(Dataset records)
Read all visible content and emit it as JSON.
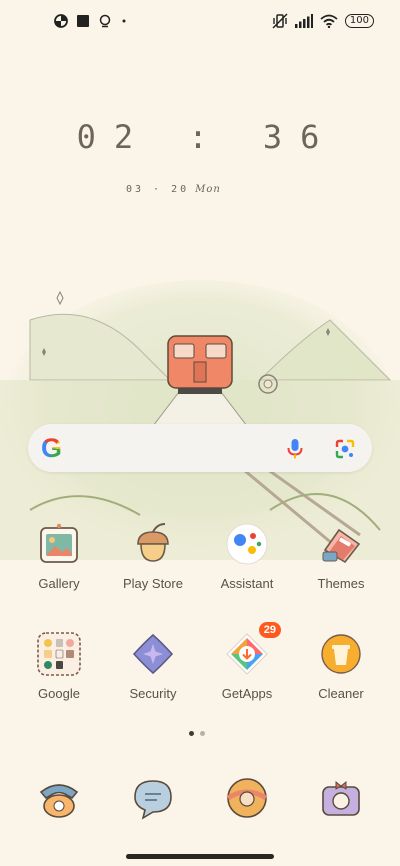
{
  "status_bar": {
    "left_icons": [
      "pie-icon",
      "square-app-icon",
      "bulb-icon",
      "dot-icon"
    ],
    "right_icons": [
      "vibrate-mute-icon",
      "signal-icon",
      "wifi-icon"
    ],
    "battery": "100"
  },
  "clock": {
    "time": "02 : 36",
    "date": "03 · 20",
    "weekday": "Mon"
  },
  "search": {
    "logo": "G",
    "mic_icon": "mic-icon",
    "lens_icon": "lens-icon"
  },
  "apps_row1": [
    {
      "label": "Gallery",
      "icon": "gallery-icon"
    },
    {
      "label": "Play Store",
      "icon": "acorn-icon"
    },
    {
      "label": "Assistant",
      "icon": "assistant-icon"
    },
    {
      "label": "Themes",
      "icon": "themes-icon"
    }
  ],
  "apps_row2": [
    {
      "label": "Google",
      "icon": "folder-icon"
    },
    {
      "label": "Security",
      "icon": "security-icon"
    },
    {
      "label": "GetApps",
      "icon": "getapps-icon",
      "badge": "29"
    },
    {
      "label": "Cleaner",
      "icon": "cleaner-icon"
    }
  ],
  "page_dots": {
    "count": 2,
    "active": 0
  },
  "dock": [
    "phone-icon",
    "messages-icon",
    "browser-icon",
    "camera-icon"
  ],
  "colors": {
    "background": "#fbf5e9",
    "badge": "#ff5a1e",
    "google_blue": "#4285f4",
    "google_red": "#ea4335",
    "google_yellow": "#fbbc05",
    "google_green": "#34a853"
  }
}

Work instructions:
Reproduce each record above by retyping it exactly; omit all images.

Exercise answer:
Read all visible content and emit it as JSON.
{
  "status_bar": {
    "left_icons": [
      "pie-icon",
      "square-app-icon",
      "bulb-icon",
      "dot-icon"
    ],
    "right_icons": [
      "vibrate-mute-icon",
      "signal-icon",
      "wifi-icon"
    ],
    "battery": "100"
  },
  "clock": {
    "time": "02 : 36",
    "date": "03 · 20",
    "weekday": "Mon"
  },
  "search": {
    "logo": "G",
    "mic_icon": "mic-icon",
    "lens_icon": "lens-icon"
  },
  "apps_row1": [
    {
      "label": "Gallery",
      "icon": "gallery-icon"
    },
    {
      "label": "Play Store",
      "icon": "acorn-icon"
    },
    {
      "label": "Assistant",
      "icon": "assistant-icon"
    },
    {
      "label": "Themes",
      "icon": "themes-icon"
    }
  ],
  "apps_row2": [
    {
      "label": "Google",
      "icon": "folder-icon"
    },
    {
      "label": "Security",
      "icon": "security-icon"
    },
    {
      "label": "GetApps",
      "icon": "getapps-icon",
      "badge": "29"
    },
    {
      "label": "Cleaner",
      "icon": "cleaner-icon"
    }
  ],
  "page_dots": {
    "count": 2,
    "active": 0
  },
  "dock": [
    "phone-icon",
    "messages-icon",
    "browser-icon",
    "camera-icon"
  ],
  "colors": {
    "background": "#fbf5e9",
    "badge": "#ff5a1e",
    "google_blue": "#4285f4",
    "google_red": "#ea4335",
    "google_yellow": "#fbbc05",
    "google_green": "#34a853"
  }
}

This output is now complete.